[Annotated element listings]

****

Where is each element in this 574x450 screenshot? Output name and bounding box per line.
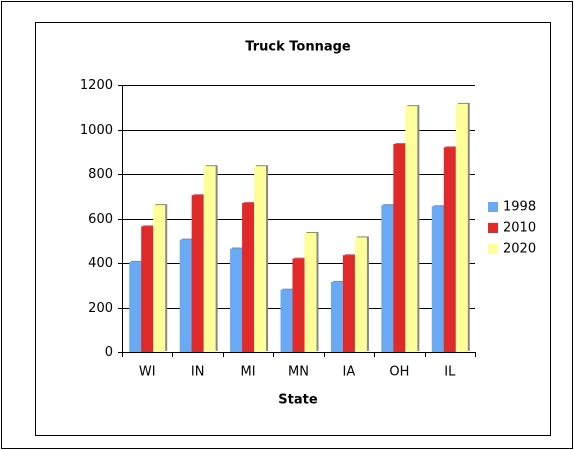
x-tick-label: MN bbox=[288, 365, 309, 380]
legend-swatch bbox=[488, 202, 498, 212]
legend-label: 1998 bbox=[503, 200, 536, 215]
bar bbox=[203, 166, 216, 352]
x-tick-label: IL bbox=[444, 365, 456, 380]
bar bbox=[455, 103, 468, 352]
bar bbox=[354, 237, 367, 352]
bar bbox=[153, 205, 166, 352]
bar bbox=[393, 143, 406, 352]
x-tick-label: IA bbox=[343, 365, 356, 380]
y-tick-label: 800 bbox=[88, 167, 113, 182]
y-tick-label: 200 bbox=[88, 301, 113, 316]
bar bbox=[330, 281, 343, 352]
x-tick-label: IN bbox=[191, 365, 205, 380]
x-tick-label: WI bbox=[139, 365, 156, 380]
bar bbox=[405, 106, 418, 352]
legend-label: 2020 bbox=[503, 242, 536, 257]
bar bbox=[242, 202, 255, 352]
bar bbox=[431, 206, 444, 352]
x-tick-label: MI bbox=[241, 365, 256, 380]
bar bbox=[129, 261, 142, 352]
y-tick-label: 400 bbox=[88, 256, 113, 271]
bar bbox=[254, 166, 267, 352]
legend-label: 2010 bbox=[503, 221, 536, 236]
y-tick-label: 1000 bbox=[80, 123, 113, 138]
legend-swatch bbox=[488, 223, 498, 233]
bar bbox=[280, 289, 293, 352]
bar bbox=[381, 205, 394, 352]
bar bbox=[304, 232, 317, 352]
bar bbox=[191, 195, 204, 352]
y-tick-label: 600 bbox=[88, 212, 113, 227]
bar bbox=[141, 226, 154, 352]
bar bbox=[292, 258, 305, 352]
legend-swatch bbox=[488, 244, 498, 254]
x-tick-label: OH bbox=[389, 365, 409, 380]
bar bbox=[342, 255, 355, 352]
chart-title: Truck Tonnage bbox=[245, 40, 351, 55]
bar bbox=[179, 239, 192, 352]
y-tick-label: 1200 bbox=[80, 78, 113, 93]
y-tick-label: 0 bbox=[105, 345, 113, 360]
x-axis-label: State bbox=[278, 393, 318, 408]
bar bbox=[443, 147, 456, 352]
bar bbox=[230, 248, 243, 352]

****

In the records, swap every "legend-swatch" for "legend-marker" and reproduce the lines with nothing else altered. Omit the pictures from your output.

Answer for the task:
Where is each element in this 574x450 screenshot? Output name and bounding box per line.
x-tick-label: MN bbox=[288, 365, 309, 380]
legend-marker bbox=[488, 202, 498, 212]
legend-label: 1998 bbox=[503, 200, 536, 215]
bar bbox=[203, 166, 216, 352]
x-tick-label: IL bbox=[444, 365, 456, 380]
bar bbox=[455, 103, 468, 352]
bar bbox=[354, 237, 367, 352]
bar bbox=[153, 205, 166, 352]
bar bbox=[393, 143, 406, 352]
x-tick-label: IA bbox=[343, 365, 356, 380]
y-tick-label: 800 bbox=[88, 167, 113, 182]
y-tick-label: 200 bbox=[88, 301, 113, 316]
bar bbox=[330, 281, 343, 352]
x-tick-label: IN bbox=[191, 365, 205, 380]
x-tick-label: WI bbox=[139, 365, 156, 380]
bar bbox=[405, 106, 418, 352]
legend-label: 2020 bbox=[503, 242, 536, 257]
bar bbox=[242, 202, 255, 352]
bar bbox=[431, 206, 444, 352]
x-tick-label: MI bbox=[241, 365, 256, 380]
bar bbox=[129, 261, 142, 352]
y-tick-label: 400 bbox=[88, 256, 113, 271]
bar bbox=[254, 166, 267, 352]
legend-label: 2010 bbox=[503, 221, 536, 236]
y-tick-label: 1000 bbox=[80, 123, 113, 138]
legend-marker bbox=[488, 223, 498, 233]
bar bbox=[280, 289, 293, 352]
bar bbox=[381, 205, 394, 352]
bar bbox=[304, 232, 317, 352]
bar bbox=[191, 195, 204, 352]
y-tick-label: 600 bbox=[88, 212, 113, 227]
bar bbox=[141, 226, 154, 352]
bar bbox=[292, 258, 305, 352]
legend-marker bbox=[488, 244, 498, 254]
x-tick-label: OH bbox=[389, 365, 409, 380]
bar bbox=[342, 255, 355, 352]
chart-title: Truck Tonnage bbox=[245, 40, 351, 55]
bar bbox=[179, 239, 192, 352]
y-tick-label: 1200 bbox=[80, 78, 113, 93]
y-tick-label: 0 bbox=[105, 345, 113, 360]
x-axis-label: State bbox=[278, 393, 318, 408]
bar bbox=[443, 147, 456, 352]
bar bbox=[230, 248, 243, 352]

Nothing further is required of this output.